▶ _TO BE DONE_
Search the material and gather each line with "Majdanem" in it.

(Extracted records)
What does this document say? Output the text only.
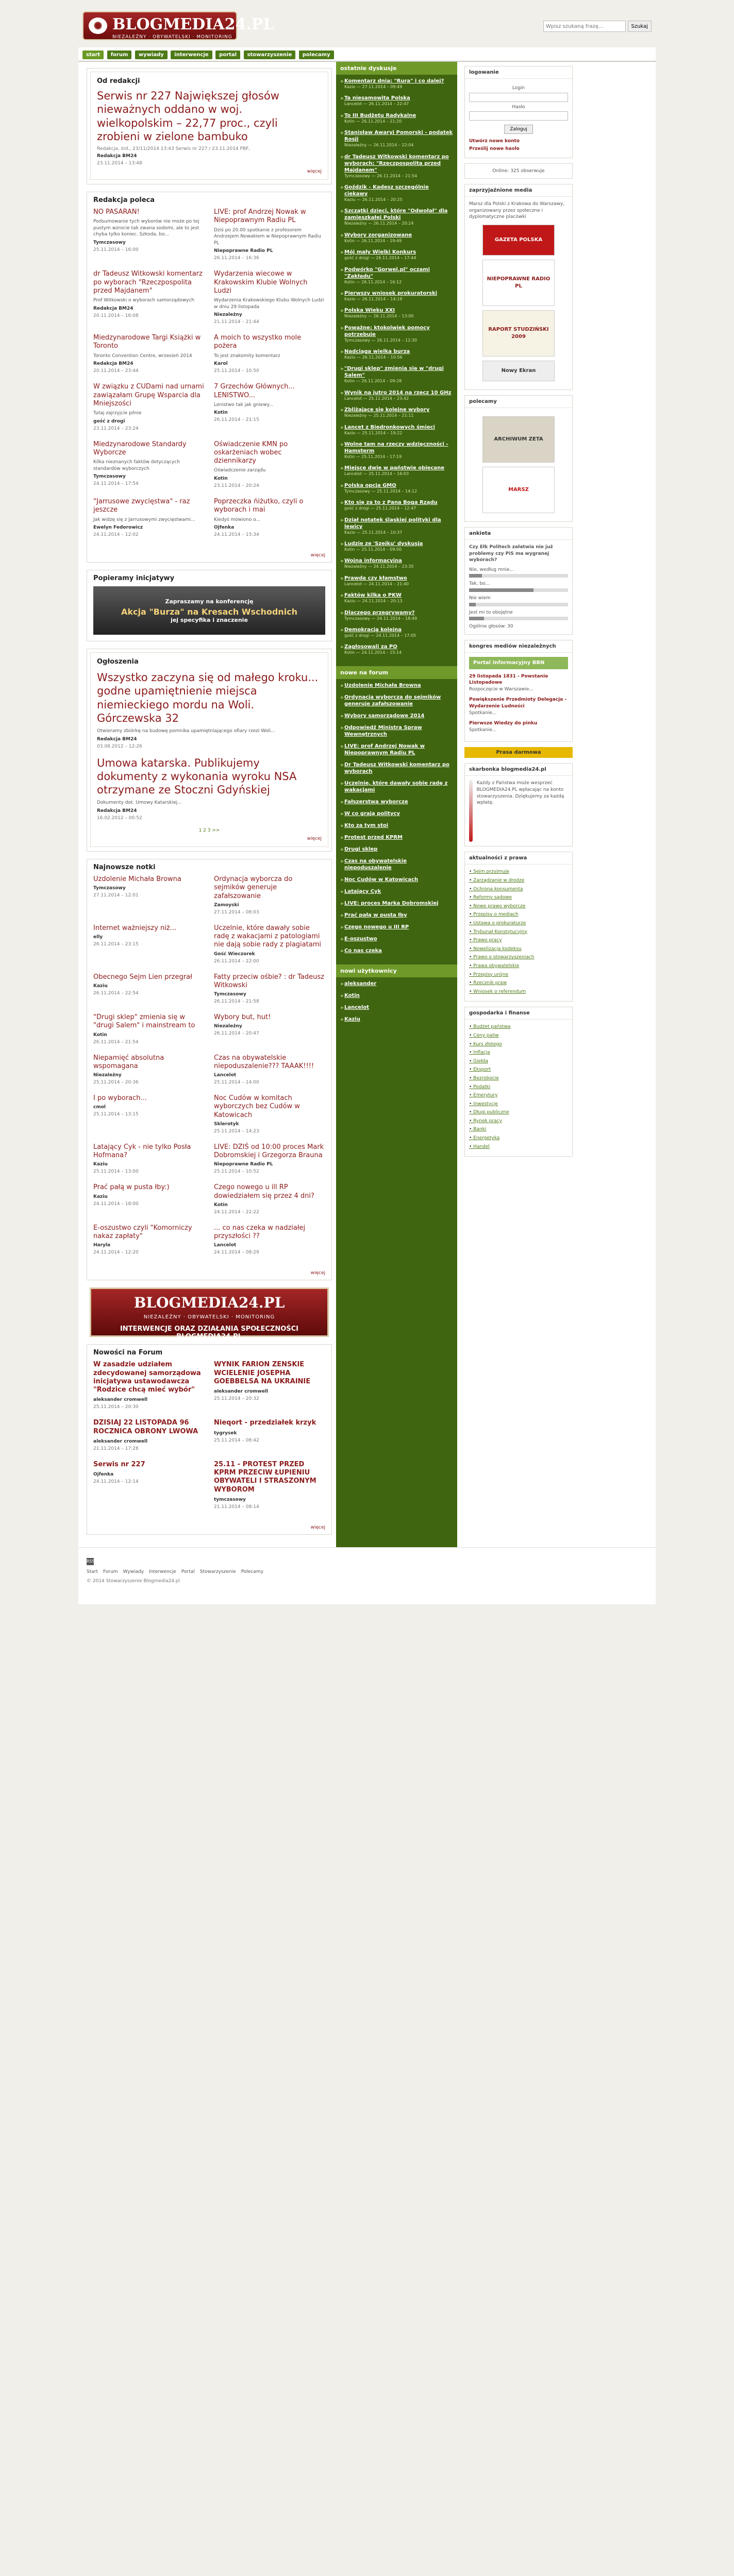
✺ BLOGMEDIA24.PL
NIEZALEŻNY · OBYWATELSKI · MONITORING
Wpisz szukaną frazę... Szukaj
start forum wywiady interwencje portal stowarzyszenie polecamy
Od redakcji
Serwis nr 227 Największej głosów nieważnych oddano w woj. wielkopolskim – 22,77 proc., czyli zrobieni w zielone bambuko
Redakcja, śrd., 23/11/2014 13:43 Serwis nr 227 / 23.11.2014 PBF,
Redakcja BM24
23.11.2014 – 13:48
więcej
Redakcja poleca
NO PASARAN!
Podsumowanie tych wyborów nie może po tej pustym wzrocie tak zwana sodomi, ale to jest chyba tylko koniec. Szkoda, bo...
Tymczasowy
25.11.2014 – 16:00
LIVE: prof Andrzej Nowak w Niepoprawnym Radiu PL
Dziś po 20.00 spotkanie z profesorem Andrzejem Nowakiem w Niepoprawnym Radiu PL
Niepoprawne Radio PL
26.11.2014 – 16:36
dr Tadeusz Witkowski komentarz po wyborach "Rzeczpospolita przed Majdanem"
Prof Witkowski o wyborach samorządowych
Redakcja BM24
20.11.2014 – 16:08
Wydarzenia wiecowe w Krakowskim Klubie Wolnych Ludzi
Wydarzenia Krakowskiego Klubu Wolnych Ludzi w dniu 29 listopada
Niezależny
21.11.2014 – 21:44
Miedzynarodowe Targi Książki w Toronto
Toronto Convention Centre, wrzesień 2014
Redakcja BM24
20.11.2014 – 23:44
A moich to wszystko mole pożera
To jest znakomity komentarz
Karol
25.11.2014 – 10:50
W związku z CUDami nad urnami zawiązałam Grupę Wsparcia dla Mniejszości
Tutaj zajrzyjcie pilnie
gość z drogi
23.11.2014 – 23:24
7 Grzechów Głównych... LENISTWO...
Lenistwo tak jak gniewy...
Kotin
26.11.2014 – 21:15
Miedzynarodowe Standardy Wyborcze
Kilka nieznanych faktów dotyczących standardów wyborczych
Tymczasowy
24.11.2014 – 17:54
Oświadczenie KMN po oskarżeniach wobec dziennikarzy
Oświadczenie zarządu
Kotin
23.11.2014 – 20:24
"Jarrusowe zwycięstwa" - raz jeszcze
Jak widzę się z Jarrusowymi zwycięstwami...
Ewelyn Fedorowicz
24.11.2014 – 12:02
Poprzeczka ńiżutko, czyli o wyborach i mai
Kiedyś mówiono o...
Ojfenka
24.11.2014 – 15:34
więcej
Popieramy inicjatywy
Zapraszamy na konferencję
Akcja "Burza" na Kresach Wschodnich
jej specyfika i znaczenie
Ogłoszenia
Wszystko zaczyna się od małego kroku... godne upamiętnienie miejsca niemieckiego mordu na Woli. Górczewska 32
Otwieramy zbiórkę na budowę pomnika upamiętniającego ofiary rzezi Woli...
Redakcja BM24
03.08.2012 – 12:26
Umowa katarska. Publikujemy dokumenty z wykonania wyroku NSA otrzymane ze Stoczni Gdyńskiej
Dokumenty dot. Umowy Katarskiej...
Redakcja BM24
16.02.2012 – 00:52
1 2 3 >>
więcej
Najnowsze notki
Uzdolenie Michała Browna
Tymczasowy
27.11.2014 – 12:01
Ordynacja wyborcza do sejmików generuje zafałszowanie
Zamoyski
27.11.2014 – 08:03
Internet ważniejszy niż...
elly
26.11.2014 – 23:15
Uczelnie, które dawały sobie radę z wakacjami z patologiami nie dają sobie rady z plagiatami
Gość Wieczorek
26.11.2014 – 22:00
Obecnego Sejm Lien przegrał
Kaziu
26.11.2014 – 22:54
Fatty przeciw ośbie? : dr Tadeusz Witkowski
Tymczasowy
26.11.2014 – 21:58
"Drugi sklep" zmienia się w "drugi Salem" i mainstream to
Kotin
26.11.2014 – 21:54
Wybory but, hut!
Niezależny
26.11.2014 – 20:47
Niepamięć absolutna wspomagana
Niezależny
25.11.2014 – 20:36
Czas na obywatelskie niepoduszalenie??? TAAAK!!!!
Lancelot
25.11.2014 – 14:00
I po wyborach...
cmol
25.11.2014 – 13:15
Noc Cudów w komitach wyborczych bez Cudów w Katowicach
Sklerotyk
25.11.2014 – 14:23
Latający Cyk - nie tylko Posła Hofmana?
Kaziu
25.11.2014 – 13:00
LIVE: DZIŚ od 10:00 proces Mark Dobromskiej i Grzegorza Brauna
Niepoprawne Radio PL
25.11.2014 – 10:52
Prać pałą w pusta łby:)
Kaziu
24.11.2014 – 18:00
Czego nowego u ill RP dowiedziałem się przez 4 dni?
Kotin
24.11.2014 – 22:22
E-oszustwo czyli "Komorniczy nakaz zapłaty"
Haryla
24.11.2014 – 12:20
... co nas czeka w nadziałej przyszłości ??
Lancelot
24.11.2014 – 08:29
więcej
BLOGMEDIA24.PL
NIEZALEŻNY · OBYWATELSKI · MONITORING
INTERWENCJE ORAZ DZIAŁANIA SPOŁECZNOŚCI BLOGMEDIA24.PL
Nowości na Forum
W zasadzie udziałem zdecydowanej samorządowa inicjatywa ustawodawcza "Rodzice chcą mieć wybór"
aleksander cromwell
25.11.2014 – 20:30
WYNIK FARION ZENSKIE WCIELENIE JOSEPHA GOEBBELSA NA UKRAINIE
aleksander cromwell
25.11.2014 – 20:32
DZISIAJ 22 LISTOPADA 96 ROCZNICA OBRONY LWOWA
aleksander cromwell
21.11.2014 – 17:28
Nieqort - przedziałek krzyk
tygrysek
25.11.2014 – 08:42
Serwis nr 227
Ojfenka
24.11.2014 – 12:14
25.11 - PROTEST PRZED KPRM PRZECIW ŁUPIENIU OBYWATELI I STRASZONYM WYBOROM
tymczasowy
21.11.2014 – 08:14
więcej
ostatnie dyskusje
» Komentarz dnia: "Rura" i co dalej?
Kazio — 27.11.2014 – 09:49
» Ta niesamowita Polska
Lancelot — 26.11.2014 – 22:47
» To III Budżetu Radykalne
Kotin — 26.11.2014 – 21:20
» Stanisław Awaryj Pomorski - podatek Rosji
Niezależny — 26.11.2014 – 22:04
» dr Tadeusz Witkowski komentarz po wyborach: "Rzeczpospolita przed Majdanem"
Tymczasowy — 26.11.2014 – 21:54
» Goździk - Kadesz szczególnie ciekawy
Kaziu — 26.11.2014 – 20:25
» Szczątki dzieci, które "Odwołał" dla zamieszkałej Polski
Niezależny — 26.11.2014 – 20:24
» Wybory zorganizowane
Kotin — 26.11.2014 – 19:49
» Mój mały Wielki Konkurs
gość z drogi — 26.11.2014 – 17:44
» Podwórko "Gorwel.pl" oczami "Zakładu"
Kotin — 26.11.2014 – 16:12
» Pierwszy wniosek prokuratorski
Kazio — 26.11.2014 – 14:19
» Polska Wieku XXI
Niezależny — 26.11.2014 – 13:00
» Poważne: ktokolwiek pomocy potrzebuje
Tymczasowy — 26.11.2014 – 12:30
» Nadciąga wielka burza
Kaziu — 26.11.2014 – 10:56
» "Drugi sklep" zmienia się w "drugi Salem"
Kotin — 26.11.2014 – 09:28
» Wynik na jutro 2014 na rzecz 10 GHz
Lancelot — 25.11.2014 – 23:42
» Zbliżające się kolejne wybory
Niezależny — 25.11.2014 – 21:11
» Lancet z Biedronkowych śmieci
Kazio — 25.11.2014 – 19:22
» Wolne tam na rzeczy wdzięczności - Hamsterm
Kotin — 25.11.2014 – 17:19
» Miejsce dwie w państwie obiecane
Lancelot — 25.11.2014 – 16:03
» Polska opcja GMO
Tymczasowy — 25.11.2014 – 14:12
» Kto się za to z Pana Boga Rządu
gość z drogi — 25.11.2014 – 12:47
» Dział notatek śląskiej polityki dla lewicy
Kazio — 25.11.2014 – 10:37
» Ludzie ze 'Szejku' dyskusja
Kotin — 25.11.2014 – 09:00
» Wojna informacyjna
Niezależny — 24.11.2014 – 23:35
» Prawda czy kłamstwo
Lancelot — 24.11.2014 – 21:40
» Faktów kilka o PKW
Kaziu — 24.11.2014 – 20:13
» Dlaczego przegrywamy?
Tymczasowy — 24.11.2014 – 18:49
» Demokracja kolejna
gość z drogi — 24.11.2014 – 17:05
» Zagłosowali za PO
Kotin — 24.11.2014 – 15:14
nowe na forum
» Uzdolenie Michała Browna
» Ordynacja wyborcza do sejmików generuje zafałszowanie
» Wybory samorządowe 2014
» Odpowiedź Ministra Spraw Wewnętrznych
» LIVE: prof Andrzej Nowak w Niepoprawnym Radiu PL
» Dr Tadeusz Witkowski komentarz po wyborach
» Uczelnie, które dawały sobie radę z wakacjami
» Fałszerstwa wyborcze
» W co grają politycy
» Kto za tym stoi
» Protest przed KPRM
» Drugi sklep
» Czas na obywatelskie niepoduszalenie
» Noc Cudów w Katowicach
» Latający Cyk
» LIVE: proces Marka Dobromskiej
» Prać pałą w pusta łby
» Czego nowego u III RP
» E-oszustwo
» Co nas czeka
nowi użytkownicy
» aleksander
» Kotin
» Lancelot
» Kaziu
logowanie
Login
Hasło
Zaloguj
Utwórz nowe konto
Prześlij nowe hasło
Online: 325 obserwuje
zaprzyjaźnione media
Marsz dla Polski z Krakowa do Warszawy, organizowany przez społeczne i dyplomatyczne placówki
GAZETA POLSKA
NIEPOPRAWNE RADIO PL
RAPORT STUDZIŃSKI 2009
Nowy Ekran
polecamy
ARCHIWUM ZETA
MARSZ
ankieta
Czy Ełk Politech załatwia nie już problemy czy PiS ma wygranej wyborach?
Nie, według mnie...
Tak, bo...
Nie wiem
Jest mi to obojętne
Ogólnie głosów: 30
kongres mediów niezależnych
Portal Informacyjny BBN
29 listopada 1831 - Powstanie Listopadowe
Rozpoczęcie w Warszawie...
Powiększenie Przedmioty Delegacja - Wydarzenie Ludności
Spotkanie...
Pierwsze Wiedzy do pinku
Spotkanie...
Prasa darmowa
skarbonka blogmedia24.pl
Każdy z Państwa może wesprzeć BLOGMEDIA24.PL wpłacając na konto stowarzyszenia. Dziękujemy za każdą wpłatę.
aktualności z prawa
• Sejm przyjmuje
• Zarządzanie w drodze
• Ochrona konsumenta
• Reformy sądowe
• Nowe prawo wyborcze
• Przepisy o mediach
• Ustawa o prokuraturze
• Trybunał Konstytucyjny
• Prawo pracy
• Nowelizacja kodeksu
• Prawo o stowarzyszeniach
• Prawa obywatelskie
• Przepisy unijne
• Rzecznik praw
• Wniosek o referendum
gospodarka i finanse
• Budżet państwa
• Ceny paliw
• Kurs złotego
• Inflacja
• Giełda
• Eksport
• Bezrobocie
• Podatki
• Emerytury
• Inwestycje
• Długi publiczne
• Rynek pracy
• Banki
• Energetyka
• Handel
RSS
Start Forum Wywiady Interwencje Portal Stowarzyszenie Polecamy
© 2014 Stowarzyszenie Blogmedia24.pl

▶ _RESPONSE FOR THIS EXERCISE_
dr Tadeusz Witkowski komentarz po wyborach "Rzeczpospolita przed Majdanem"
» dr Tadeusz Witkowski komentarz po wyborach: "Rzeczpospolita przed Majdanem"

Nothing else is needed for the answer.